#### Saved entries
____
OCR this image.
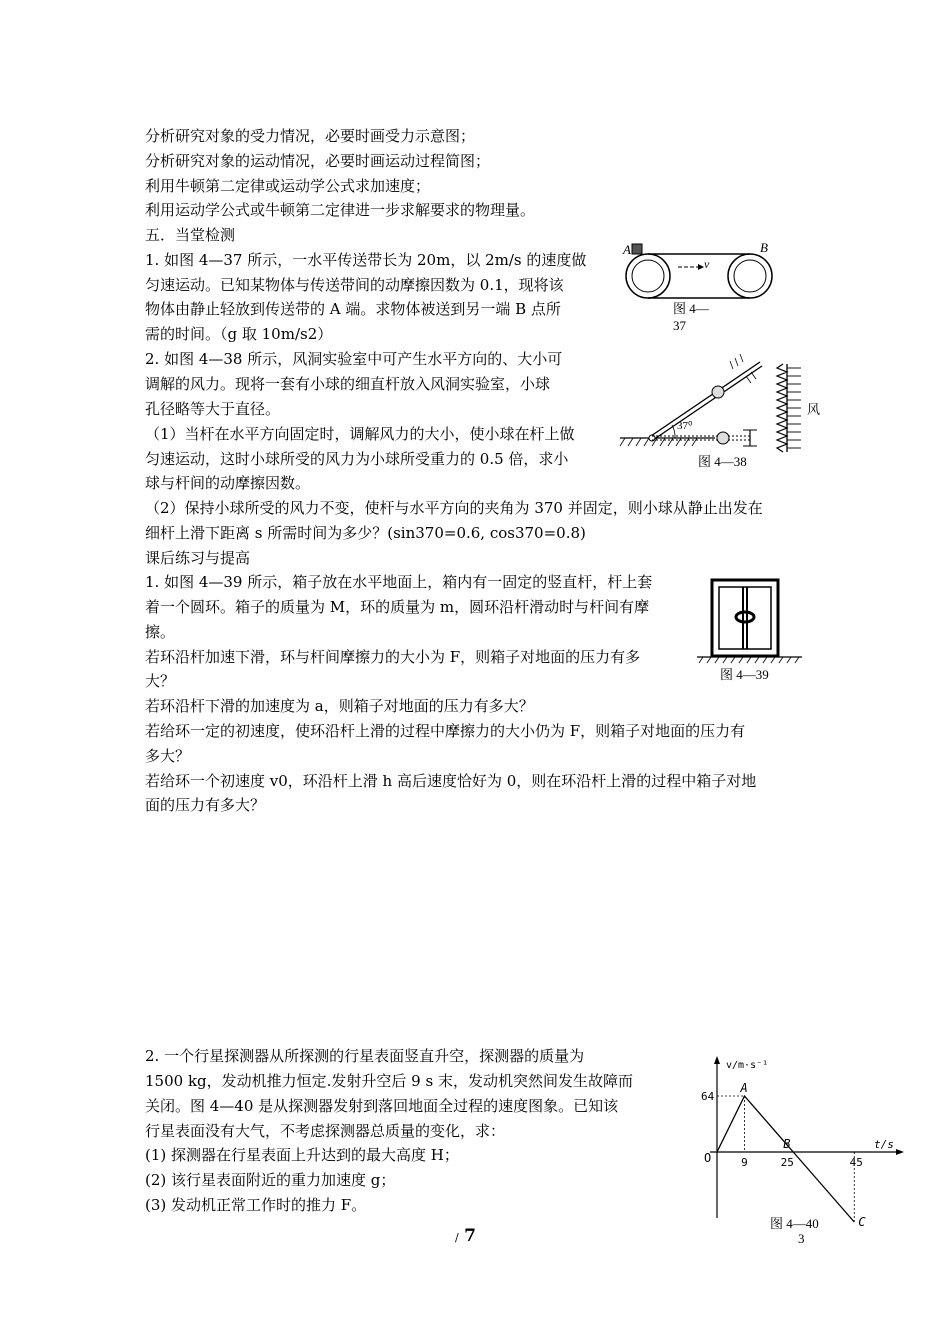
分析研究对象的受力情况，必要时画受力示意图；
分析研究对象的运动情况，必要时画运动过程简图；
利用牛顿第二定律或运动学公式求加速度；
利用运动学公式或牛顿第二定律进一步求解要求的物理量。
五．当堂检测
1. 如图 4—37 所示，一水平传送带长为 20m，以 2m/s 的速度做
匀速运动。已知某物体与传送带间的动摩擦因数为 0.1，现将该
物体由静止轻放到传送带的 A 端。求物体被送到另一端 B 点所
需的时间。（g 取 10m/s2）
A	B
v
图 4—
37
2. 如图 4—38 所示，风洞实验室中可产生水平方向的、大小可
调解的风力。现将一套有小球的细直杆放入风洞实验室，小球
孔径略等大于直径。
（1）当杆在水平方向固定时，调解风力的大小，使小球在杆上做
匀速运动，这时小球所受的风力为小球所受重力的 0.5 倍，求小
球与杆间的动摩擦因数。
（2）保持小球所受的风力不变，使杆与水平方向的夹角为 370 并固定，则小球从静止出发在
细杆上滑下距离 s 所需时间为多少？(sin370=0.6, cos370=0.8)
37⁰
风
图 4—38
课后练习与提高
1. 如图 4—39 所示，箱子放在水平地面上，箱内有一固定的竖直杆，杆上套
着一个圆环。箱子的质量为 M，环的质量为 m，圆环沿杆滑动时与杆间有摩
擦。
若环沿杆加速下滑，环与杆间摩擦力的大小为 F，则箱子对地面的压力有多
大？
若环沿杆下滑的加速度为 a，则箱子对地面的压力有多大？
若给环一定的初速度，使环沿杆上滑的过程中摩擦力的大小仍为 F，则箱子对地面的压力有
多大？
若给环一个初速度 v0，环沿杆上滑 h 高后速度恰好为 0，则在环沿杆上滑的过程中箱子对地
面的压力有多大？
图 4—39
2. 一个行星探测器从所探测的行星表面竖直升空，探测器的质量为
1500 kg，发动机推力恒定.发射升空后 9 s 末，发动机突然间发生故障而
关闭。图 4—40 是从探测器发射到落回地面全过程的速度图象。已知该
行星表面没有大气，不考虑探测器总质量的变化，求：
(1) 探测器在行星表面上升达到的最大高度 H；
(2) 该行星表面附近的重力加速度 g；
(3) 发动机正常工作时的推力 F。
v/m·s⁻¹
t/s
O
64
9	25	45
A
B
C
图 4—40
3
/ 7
____
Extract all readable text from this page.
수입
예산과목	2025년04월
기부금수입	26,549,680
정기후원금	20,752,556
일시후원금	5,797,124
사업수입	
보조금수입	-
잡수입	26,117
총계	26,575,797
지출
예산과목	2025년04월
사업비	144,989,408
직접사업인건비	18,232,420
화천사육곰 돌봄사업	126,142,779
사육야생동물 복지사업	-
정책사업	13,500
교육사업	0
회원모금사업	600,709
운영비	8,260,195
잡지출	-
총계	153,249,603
____
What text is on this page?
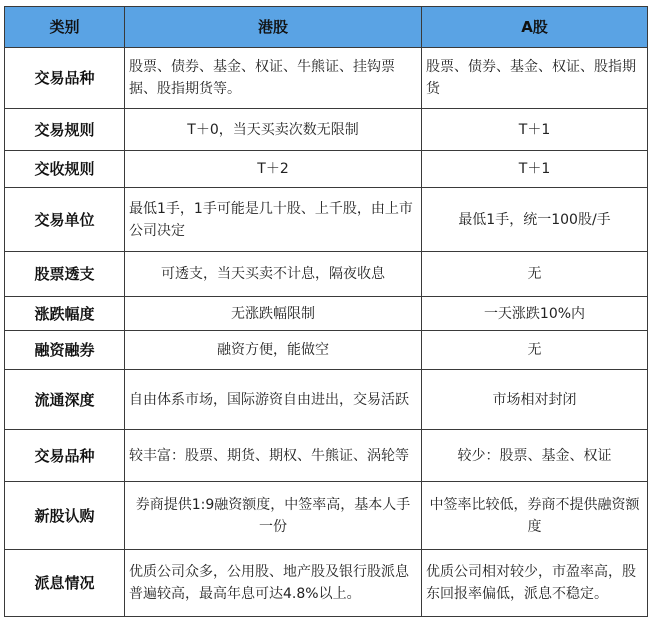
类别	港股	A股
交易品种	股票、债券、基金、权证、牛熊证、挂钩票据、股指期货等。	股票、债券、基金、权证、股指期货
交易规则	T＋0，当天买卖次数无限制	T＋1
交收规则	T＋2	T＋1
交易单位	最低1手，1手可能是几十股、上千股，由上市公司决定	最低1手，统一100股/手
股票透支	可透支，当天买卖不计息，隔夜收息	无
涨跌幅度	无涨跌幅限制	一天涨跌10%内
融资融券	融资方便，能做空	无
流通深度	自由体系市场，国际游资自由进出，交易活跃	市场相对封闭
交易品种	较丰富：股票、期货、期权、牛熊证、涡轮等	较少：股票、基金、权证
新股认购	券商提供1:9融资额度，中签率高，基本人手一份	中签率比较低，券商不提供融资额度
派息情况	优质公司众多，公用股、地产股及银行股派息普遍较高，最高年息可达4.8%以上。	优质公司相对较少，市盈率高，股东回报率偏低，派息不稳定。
____
#### Your task
Find every line in the records above that contains the word "匀速运动", and copy each one.

#### Correct result
匀速运动。已知某物体与传送带间的动摩擦因数为 0.1，现将该
匀速运动，这时小球所受的风力为小球所受重力的 0.5 倍，求小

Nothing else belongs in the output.